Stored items

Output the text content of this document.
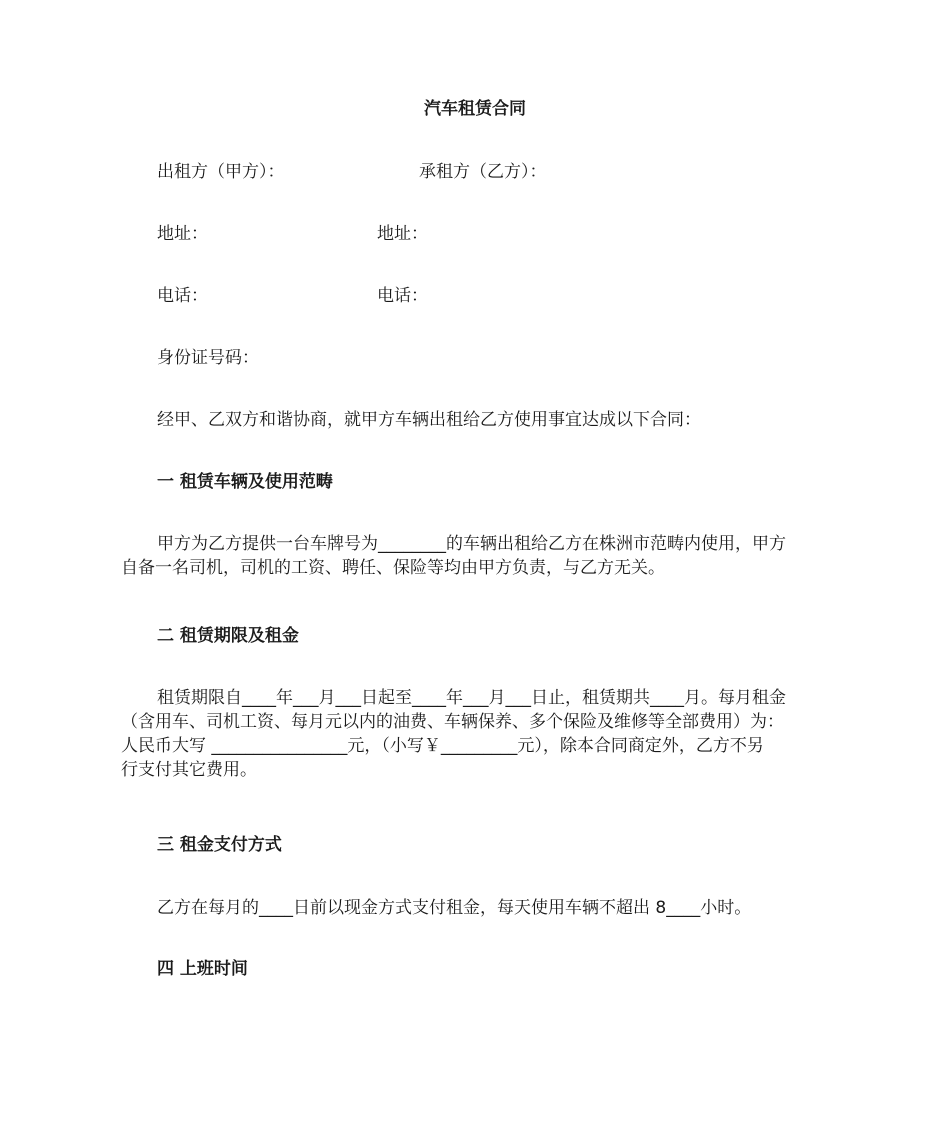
汽车租赁合同
出租方（甲方）：	承租方（乙方）：
地址：	地址：
电话：	电话：
身份证号码：
经甲、乙双方和谐协商，就甲方车辆出租给乙方使用事宜达成以下合同：
一 租赁车辆及使用范畴
甲方为乙方提供一台车牌号为________的车辆出租给乙方在株洲市范畴内使用，甲方
自备一名司机，司机的工资、聘任、保险等均由甲方负责，与乙方无关。
二 租赁期限及租金
租赁期限自____年___月___日起至____年___月___日止，租赁期共____月。每月租金
（含用车、司机工资、每月元以内的油费、车辆保养、多个保险及维修等全部费用）为：
人民币大写 ________________元，（小写￥_________元），除本合同商定外，乙方不另
行支付其它费用。
三 租金支付方式
乙方在每月的____日前以现金方式支付租金，每天使用车辆不超出 8____小时。
四 上班时间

• _What the exercise asks_: Make a word-for-word copy of the entries, without any pictures.

• _Finished answer_:
Output the text content of this document.
汽车租赁合同
出租方（甲方）：	承租方（乙方）：
地址：	地址：
电话：	电话：
身份证号码：
经甲、乙双方和谐协商，就甲方车辆出租给乙方使用事宜达成以下合同：
一 租赁车辆及使用范畴
甲方为乙方提供一台车牌号为________的车辆出租给乙方在株洲市范畴内使用，甲方
自备一名司机，司机的工资、聘任、保险等均由甲方负责，与乙方无关。
二 租赁期限及租金
租赁期限自____年___月___日起至____年___月___日止，租赁期共____月。每月租金
（含用车、司机工资、每月元以内的油费、车辆保养、多个保险及维修等全部费用）为：
人民币大写 ________________元，（小写￥_________元），除本合同商定外，乙方不另
行支付其它费用。
三 租金支付方式
乙方在每月的____日前以现金方式支付租金，每天使用车辆不超出 8____小时。
四 上班时间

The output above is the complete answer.